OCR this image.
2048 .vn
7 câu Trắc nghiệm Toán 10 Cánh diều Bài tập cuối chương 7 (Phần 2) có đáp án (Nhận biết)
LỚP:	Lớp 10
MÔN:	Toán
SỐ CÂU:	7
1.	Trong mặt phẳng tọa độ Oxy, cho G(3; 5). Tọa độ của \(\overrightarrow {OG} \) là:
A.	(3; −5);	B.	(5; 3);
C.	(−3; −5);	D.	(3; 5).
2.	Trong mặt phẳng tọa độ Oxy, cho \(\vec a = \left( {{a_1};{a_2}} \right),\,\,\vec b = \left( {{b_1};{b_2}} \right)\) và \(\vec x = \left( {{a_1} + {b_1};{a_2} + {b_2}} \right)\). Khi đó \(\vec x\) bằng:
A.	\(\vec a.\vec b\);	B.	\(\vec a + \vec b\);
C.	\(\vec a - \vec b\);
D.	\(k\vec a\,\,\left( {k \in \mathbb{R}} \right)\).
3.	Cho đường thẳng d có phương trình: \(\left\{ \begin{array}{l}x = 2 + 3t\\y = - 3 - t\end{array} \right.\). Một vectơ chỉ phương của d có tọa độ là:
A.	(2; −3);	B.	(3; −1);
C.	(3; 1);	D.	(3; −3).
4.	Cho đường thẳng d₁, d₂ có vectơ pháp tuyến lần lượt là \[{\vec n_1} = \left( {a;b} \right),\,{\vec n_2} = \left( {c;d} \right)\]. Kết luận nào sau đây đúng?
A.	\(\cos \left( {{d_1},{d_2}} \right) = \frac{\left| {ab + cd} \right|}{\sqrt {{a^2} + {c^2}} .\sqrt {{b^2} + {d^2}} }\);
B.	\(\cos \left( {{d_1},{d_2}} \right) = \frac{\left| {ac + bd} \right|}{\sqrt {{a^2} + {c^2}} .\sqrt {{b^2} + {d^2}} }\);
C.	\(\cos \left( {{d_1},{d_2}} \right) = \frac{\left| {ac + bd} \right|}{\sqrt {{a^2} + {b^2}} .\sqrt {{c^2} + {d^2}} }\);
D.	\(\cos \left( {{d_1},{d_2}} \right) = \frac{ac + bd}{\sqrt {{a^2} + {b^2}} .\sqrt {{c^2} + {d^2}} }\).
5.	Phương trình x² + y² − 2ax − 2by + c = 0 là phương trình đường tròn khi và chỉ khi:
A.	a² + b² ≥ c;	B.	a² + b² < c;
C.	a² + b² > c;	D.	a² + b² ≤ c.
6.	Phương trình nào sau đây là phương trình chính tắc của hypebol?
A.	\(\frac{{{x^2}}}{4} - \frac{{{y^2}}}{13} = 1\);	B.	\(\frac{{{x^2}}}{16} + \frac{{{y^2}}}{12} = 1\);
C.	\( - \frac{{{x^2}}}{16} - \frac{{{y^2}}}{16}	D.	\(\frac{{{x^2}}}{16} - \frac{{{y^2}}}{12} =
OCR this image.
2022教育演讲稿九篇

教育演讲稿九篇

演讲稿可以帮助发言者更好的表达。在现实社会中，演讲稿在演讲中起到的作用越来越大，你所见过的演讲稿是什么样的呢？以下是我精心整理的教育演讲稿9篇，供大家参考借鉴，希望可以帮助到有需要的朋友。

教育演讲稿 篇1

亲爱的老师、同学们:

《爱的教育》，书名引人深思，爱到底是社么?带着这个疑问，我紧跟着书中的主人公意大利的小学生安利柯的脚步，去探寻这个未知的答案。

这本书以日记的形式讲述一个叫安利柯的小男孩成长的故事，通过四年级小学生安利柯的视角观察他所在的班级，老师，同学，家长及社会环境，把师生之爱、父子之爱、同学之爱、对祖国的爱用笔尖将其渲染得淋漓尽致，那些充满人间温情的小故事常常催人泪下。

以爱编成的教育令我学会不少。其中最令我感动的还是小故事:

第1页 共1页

::::

* STATED GOAL
Extract each line holding the string "thẳng".

* TASK RESULT
3.	Cho đường thẳng d có phương trình: \(\left\{ \begin{array}{l}x = 2 + 3t\\y = - 3 - t\end{array} \right.\). Một vectơ chỉ phương của d có tọa độ là:
4.	Cho đường thẳng d₁, d₂ có vectơ pháp tuyến lần lượt là \[{\vec n_1} = \left( {a;b} \right),\,{\vec n_2} = \left( {c;d} \right)\]. Kết luận nào sau đây đúng?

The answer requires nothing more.